## BEGIN

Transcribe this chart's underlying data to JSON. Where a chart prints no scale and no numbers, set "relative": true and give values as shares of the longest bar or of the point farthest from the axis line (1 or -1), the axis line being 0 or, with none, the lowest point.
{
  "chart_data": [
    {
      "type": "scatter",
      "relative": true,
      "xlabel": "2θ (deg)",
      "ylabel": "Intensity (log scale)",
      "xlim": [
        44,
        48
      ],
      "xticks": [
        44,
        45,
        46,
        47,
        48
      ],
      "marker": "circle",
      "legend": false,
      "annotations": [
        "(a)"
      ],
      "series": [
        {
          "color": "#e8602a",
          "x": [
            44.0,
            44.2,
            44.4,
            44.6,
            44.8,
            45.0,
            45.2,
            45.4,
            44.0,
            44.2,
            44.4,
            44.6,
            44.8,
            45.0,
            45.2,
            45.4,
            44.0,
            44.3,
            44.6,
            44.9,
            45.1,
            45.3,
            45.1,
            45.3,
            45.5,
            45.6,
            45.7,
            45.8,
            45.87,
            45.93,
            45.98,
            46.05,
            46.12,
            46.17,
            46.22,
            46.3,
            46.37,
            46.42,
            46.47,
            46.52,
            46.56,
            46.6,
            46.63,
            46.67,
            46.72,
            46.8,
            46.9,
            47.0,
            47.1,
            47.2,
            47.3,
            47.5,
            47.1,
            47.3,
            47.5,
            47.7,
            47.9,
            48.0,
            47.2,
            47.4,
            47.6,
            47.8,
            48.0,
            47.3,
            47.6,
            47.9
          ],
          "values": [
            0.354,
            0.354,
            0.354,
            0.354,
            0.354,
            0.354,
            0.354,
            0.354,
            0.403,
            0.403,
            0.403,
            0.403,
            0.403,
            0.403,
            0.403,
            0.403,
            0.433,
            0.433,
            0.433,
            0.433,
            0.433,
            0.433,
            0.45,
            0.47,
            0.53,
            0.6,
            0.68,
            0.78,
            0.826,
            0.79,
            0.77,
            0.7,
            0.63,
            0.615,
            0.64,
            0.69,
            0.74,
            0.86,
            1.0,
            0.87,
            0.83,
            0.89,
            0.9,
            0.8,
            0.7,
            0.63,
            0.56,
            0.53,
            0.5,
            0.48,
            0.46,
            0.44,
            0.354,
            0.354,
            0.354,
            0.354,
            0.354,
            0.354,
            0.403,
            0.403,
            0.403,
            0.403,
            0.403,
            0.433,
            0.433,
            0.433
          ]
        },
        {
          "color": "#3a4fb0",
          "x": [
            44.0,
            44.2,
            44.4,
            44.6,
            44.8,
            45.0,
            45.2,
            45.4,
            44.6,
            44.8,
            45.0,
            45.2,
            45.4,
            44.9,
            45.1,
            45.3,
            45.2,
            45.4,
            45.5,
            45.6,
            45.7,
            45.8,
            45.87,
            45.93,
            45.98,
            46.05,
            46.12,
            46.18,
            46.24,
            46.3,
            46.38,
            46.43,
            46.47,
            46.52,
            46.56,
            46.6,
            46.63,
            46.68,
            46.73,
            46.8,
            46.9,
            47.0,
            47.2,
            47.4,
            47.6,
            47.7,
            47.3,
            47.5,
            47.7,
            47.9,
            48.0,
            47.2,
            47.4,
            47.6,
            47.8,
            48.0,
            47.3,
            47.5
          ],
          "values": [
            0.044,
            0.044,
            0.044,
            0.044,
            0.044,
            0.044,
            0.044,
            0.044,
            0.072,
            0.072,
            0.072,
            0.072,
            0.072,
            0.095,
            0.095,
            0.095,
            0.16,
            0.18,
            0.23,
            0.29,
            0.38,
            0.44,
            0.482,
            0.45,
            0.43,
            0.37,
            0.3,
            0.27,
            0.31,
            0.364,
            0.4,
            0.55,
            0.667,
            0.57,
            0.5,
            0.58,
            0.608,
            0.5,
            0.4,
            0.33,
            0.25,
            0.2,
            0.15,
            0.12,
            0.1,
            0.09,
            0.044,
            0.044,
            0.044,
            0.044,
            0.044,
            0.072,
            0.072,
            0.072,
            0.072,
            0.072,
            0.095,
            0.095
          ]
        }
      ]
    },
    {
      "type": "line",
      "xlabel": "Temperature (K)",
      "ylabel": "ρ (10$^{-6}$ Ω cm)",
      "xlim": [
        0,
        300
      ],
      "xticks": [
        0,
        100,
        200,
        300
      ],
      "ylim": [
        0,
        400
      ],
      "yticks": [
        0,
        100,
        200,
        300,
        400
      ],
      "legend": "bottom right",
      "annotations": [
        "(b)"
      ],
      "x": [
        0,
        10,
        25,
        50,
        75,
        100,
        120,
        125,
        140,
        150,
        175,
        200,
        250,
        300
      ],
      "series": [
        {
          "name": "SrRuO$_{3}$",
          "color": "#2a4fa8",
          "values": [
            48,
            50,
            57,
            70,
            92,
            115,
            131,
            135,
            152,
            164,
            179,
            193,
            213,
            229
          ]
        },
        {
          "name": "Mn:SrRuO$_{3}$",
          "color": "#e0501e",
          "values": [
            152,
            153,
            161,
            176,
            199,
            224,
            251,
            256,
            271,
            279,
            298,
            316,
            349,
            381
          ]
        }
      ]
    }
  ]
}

## END
## BEGIN

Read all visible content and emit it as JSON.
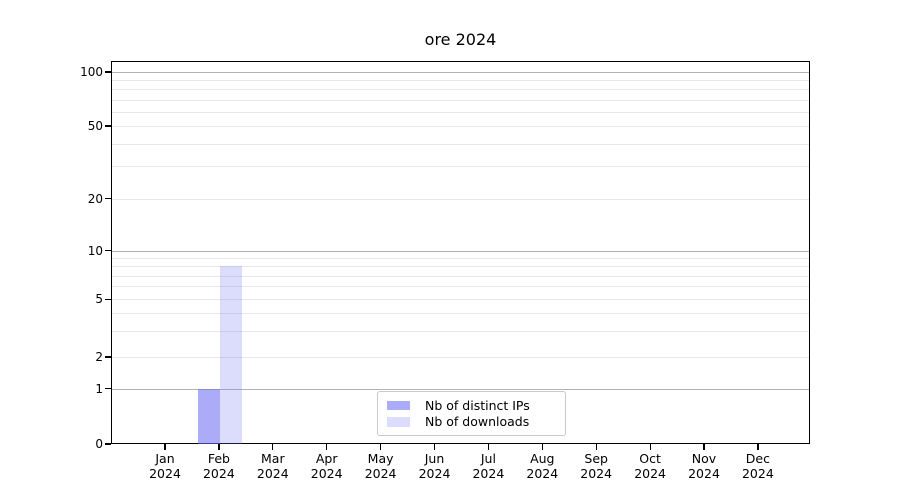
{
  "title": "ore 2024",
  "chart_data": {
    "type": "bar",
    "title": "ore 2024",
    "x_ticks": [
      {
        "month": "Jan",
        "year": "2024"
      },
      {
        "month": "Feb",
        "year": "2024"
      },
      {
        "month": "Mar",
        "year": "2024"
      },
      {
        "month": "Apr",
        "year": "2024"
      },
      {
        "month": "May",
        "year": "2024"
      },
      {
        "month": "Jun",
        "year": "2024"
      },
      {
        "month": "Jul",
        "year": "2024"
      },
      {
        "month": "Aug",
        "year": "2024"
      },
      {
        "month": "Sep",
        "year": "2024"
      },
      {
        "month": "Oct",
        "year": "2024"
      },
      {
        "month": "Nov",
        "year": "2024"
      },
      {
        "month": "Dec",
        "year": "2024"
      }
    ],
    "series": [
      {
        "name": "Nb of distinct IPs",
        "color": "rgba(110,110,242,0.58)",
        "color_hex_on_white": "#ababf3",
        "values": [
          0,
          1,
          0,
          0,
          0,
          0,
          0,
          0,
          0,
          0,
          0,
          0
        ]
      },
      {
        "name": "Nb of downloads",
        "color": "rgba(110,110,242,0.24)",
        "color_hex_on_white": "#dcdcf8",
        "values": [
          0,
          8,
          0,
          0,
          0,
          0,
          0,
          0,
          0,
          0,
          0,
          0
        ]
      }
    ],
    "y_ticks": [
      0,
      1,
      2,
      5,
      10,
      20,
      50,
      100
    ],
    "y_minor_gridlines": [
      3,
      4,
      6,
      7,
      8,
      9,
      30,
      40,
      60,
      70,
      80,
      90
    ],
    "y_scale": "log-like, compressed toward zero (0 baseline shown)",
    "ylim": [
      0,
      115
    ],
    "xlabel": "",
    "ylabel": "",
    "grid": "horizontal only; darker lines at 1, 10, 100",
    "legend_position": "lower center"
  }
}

## END
## BEGIN

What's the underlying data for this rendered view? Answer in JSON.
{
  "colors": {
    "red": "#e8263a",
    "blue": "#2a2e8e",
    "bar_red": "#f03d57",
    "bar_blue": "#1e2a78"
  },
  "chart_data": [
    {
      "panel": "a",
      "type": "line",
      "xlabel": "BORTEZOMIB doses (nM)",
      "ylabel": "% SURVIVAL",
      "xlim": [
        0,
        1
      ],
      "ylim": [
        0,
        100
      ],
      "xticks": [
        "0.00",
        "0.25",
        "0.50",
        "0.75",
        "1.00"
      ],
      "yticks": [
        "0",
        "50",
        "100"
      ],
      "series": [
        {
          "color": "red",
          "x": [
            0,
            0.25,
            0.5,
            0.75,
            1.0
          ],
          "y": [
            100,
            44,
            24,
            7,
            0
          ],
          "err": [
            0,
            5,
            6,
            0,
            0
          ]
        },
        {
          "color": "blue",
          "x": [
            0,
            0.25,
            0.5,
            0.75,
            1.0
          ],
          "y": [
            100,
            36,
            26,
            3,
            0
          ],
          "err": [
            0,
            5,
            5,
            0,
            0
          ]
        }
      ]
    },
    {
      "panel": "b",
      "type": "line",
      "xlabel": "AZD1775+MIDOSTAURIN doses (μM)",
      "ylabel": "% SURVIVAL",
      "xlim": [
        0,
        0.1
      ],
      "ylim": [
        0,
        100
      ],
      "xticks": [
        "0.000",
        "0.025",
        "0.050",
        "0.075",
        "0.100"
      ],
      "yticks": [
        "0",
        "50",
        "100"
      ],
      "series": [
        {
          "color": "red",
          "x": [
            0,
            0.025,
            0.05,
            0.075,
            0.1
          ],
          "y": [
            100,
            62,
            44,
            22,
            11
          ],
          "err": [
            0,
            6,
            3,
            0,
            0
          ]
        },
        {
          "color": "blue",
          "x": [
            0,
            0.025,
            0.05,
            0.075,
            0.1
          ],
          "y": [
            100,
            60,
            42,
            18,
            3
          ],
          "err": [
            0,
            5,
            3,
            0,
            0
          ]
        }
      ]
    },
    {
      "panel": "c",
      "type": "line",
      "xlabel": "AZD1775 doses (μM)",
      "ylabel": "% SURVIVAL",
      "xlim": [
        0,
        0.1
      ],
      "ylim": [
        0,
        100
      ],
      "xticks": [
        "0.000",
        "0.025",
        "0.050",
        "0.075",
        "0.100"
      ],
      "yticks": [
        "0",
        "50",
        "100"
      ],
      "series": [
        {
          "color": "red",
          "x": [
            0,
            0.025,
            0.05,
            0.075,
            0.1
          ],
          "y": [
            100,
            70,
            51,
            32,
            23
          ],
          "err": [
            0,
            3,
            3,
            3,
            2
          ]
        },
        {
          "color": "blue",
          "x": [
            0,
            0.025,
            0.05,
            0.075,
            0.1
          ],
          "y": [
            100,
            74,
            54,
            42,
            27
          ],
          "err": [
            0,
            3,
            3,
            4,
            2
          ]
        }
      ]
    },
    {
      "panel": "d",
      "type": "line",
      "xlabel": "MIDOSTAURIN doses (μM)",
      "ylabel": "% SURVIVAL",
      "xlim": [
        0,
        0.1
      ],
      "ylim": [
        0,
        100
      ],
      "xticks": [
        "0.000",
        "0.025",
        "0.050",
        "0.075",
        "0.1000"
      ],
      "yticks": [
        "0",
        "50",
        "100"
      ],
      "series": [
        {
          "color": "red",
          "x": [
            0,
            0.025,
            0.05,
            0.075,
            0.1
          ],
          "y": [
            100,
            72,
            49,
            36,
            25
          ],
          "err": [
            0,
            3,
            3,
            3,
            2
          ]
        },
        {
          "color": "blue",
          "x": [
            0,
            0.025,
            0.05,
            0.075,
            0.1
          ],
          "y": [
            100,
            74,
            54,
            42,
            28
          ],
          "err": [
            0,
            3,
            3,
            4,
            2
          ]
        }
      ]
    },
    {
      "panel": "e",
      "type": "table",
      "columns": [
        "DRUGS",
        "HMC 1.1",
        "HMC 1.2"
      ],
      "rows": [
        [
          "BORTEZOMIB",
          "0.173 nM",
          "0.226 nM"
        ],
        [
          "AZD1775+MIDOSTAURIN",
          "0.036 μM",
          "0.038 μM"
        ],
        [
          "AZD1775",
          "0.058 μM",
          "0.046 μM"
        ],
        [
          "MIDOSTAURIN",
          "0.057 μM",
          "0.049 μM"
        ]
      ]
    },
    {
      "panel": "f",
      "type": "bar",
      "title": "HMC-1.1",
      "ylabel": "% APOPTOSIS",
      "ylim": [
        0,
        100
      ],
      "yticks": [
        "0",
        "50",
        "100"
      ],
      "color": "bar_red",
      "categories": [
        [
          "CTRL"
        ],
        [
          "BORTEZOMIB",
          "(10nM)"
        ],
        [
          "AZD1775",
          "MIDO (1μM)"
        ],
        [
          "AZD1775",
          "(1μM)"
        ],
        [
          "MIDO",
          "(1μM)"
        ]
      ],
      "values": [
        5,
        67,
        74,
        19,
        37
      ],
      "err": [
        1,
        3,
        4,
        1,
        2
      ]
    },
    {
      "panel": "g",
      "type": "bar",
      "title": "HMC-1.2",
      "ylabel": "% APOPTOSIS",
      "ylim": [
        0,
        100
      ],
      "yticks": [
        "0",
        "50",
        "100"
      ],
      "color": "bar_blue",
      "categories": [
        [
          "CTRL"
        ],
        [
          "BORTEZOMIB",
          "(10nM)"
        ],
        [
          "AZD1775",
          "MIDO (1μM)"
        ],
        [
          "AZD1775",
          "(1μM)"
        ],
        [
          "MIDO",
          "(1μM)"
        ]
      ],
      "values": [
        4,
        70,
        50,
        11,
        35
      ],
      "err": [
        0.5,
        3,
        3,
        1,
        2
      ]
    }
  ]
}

## END

**Your goal**:
Sift through the entries and copy every line with "month".

**Result of this exercise**:
        "month": "Jan",
        "month": "Feb",
        "month": "Mar",
        "month": "Apr",
        "month": "May",
        "month": "Jun",
        "month": "Jul",
        "month": "Aug",
        "month": "Sep",
        "month": "Oct",
        "month": "Nov",
        "month": "Dec",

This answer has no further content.